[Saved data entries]
*-*-*

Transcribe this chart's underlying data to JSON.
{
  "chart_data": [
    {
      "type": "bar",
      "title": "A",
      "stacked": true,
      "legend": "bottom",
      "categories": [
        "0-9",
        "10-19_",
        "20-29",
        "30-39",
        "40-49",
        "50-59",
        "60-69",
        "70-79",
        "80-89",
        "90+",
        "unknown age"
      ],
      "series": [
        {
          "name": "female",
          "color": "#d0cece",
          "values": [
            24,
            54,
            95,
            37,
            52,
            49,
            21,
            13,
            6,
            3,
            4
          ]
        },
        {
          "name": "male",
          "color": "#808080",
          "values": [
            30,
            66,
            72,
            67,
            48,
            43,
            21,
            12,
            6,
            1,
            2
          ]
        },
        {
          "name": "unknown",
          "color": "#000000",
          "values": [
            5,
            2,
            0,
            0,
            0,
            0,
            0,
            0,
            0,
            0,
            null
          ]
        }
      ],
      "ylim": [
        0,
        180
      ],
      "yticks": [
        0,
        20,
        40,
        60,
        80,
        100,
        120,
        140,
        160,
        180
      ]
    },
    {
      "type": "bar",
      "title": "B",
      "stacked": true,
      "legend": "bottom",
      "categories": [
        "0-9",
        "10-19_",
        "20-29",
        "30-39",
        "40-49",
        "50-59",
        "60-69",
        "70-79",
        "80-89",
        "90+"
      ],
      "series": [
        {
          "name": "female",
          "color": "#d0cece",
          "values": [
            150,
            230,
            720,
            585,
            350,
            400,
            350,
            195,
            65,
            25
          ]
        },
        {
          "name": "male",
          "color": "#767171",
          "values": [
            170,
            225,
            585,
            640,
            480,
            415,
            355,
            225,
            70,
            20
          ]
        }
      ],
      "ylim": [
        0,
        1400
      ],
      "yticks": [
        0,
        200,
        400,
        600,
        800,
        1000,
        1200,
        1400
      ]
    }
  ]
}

*-*-*

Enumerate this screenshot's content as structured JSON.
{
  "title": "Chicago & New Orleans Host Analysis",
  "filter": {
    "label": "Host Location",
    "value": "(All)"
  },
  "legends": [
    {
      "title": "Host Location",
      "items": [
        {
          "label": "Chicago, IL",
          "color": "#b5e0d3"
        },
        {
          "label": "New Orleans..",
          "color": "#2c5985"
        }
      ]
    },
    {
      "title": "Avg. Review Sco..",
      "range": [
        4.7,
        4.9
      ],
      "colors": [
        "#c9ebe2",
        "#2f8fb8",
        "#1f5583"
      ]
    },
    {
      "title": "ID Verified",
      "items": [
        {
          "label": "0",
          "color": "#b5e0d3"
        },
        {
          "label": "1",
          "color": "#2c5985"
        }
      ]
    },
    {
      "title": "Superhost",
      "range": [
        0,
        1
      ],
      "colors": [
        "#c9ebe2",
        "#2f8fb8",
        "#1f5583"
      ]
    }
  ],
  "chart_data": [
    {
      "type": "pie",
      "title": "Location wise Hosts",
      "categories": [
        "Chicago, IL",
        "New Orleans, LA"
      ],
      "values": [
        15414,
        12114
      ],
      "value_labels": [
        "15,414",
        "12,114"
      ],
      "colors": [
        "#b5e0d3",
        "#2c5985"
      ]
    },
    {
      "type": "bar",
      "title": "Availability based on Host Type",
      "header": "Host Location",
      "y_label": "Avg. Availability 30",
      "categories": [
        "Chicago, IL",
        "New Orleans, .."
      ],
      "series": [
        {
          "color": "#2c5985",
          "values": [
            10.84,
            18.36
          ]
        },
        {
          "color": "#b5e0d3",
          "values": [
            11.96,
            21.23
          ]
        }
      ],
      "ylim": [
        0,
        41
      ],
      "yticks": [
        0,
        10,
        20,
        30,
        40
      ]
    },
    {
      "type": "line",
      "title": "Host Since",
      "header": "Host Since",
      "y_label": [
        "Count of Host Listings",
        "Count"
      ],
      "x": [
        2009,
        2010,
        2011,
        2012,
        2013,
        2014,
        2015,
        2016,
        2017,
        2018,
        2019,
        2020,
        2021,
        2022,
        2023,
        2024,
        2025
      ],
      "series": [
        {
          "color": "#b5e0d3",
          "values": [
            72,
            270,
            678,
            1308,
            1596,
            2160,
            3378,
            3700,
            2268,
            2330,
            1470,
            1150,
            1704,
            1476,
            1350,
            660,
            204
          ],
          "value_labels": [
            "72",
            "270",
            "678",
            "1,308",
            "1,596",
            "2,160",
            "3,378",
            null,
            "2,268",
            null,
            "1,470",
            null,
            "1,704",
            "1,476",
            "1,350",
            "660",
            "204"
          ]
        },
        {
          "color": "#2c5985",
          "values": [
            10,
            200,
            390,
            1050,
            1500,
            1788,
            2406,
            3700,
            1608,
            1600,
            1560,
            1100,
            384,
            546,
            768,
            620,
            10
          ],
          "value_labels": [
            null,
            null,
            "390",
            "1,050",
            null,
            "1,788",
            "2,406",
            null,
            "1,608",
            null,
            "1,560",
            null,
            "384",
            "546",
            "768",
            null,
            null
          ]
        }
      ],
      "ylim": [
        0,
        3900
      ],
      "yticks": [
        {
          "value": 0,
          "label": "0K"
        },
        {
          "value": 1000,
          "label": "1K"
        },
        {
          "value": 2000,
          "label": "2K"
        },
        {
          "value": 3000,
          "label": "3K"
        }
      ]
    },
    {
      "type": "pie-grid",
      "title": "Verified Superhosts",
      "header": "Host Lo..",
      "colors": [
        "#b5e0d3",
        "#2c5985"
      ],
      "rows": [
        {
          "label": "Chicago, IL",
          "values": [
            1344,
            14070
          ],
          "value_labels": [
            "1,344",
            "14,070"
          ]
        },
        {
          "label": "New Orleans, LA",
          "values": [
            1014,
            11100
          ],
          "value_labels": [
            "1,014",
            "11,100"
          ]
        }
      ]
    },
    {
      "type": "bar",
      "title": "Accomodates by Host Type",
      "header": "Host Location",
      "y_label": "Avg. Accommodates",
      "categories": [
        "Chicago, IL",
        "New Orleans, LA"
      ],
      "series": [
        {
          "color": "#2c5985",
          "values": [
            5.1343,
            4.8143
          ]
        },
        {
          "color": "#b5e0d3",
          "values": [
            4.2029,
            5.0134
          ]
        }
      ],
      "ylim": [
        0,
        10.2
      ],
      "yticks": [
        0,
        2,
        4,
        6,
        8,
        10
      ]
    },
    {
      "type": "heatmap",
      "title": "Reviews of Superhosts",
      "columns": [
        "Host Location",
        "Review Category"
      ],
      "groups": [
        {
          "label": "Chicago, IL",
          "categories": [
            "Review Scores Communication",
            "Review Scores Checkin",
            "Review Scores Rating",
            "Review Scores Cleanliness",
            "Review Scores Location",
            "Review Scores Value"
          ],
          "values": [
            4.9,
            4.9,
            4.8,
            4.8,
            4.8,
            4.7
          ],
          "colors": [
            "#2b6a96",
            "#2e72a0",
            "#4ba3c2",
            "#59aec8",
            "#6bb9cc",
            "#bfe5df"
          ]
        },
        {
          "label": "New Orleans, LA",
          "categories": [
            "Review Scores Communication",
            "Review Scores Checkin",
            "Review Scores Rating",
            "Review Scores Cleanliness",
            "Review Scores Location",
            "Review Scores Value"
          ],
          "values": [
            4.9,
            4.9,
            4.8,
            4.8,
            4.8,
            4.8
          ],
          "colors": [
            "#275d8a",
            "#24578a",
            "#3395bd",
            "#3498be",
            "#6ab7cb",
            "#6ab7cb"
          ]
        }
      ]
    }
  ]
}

*-*-*

Find how many lines of the material carry the string "JSON". Only the number should be in the answer.

RESULT BELOW → 2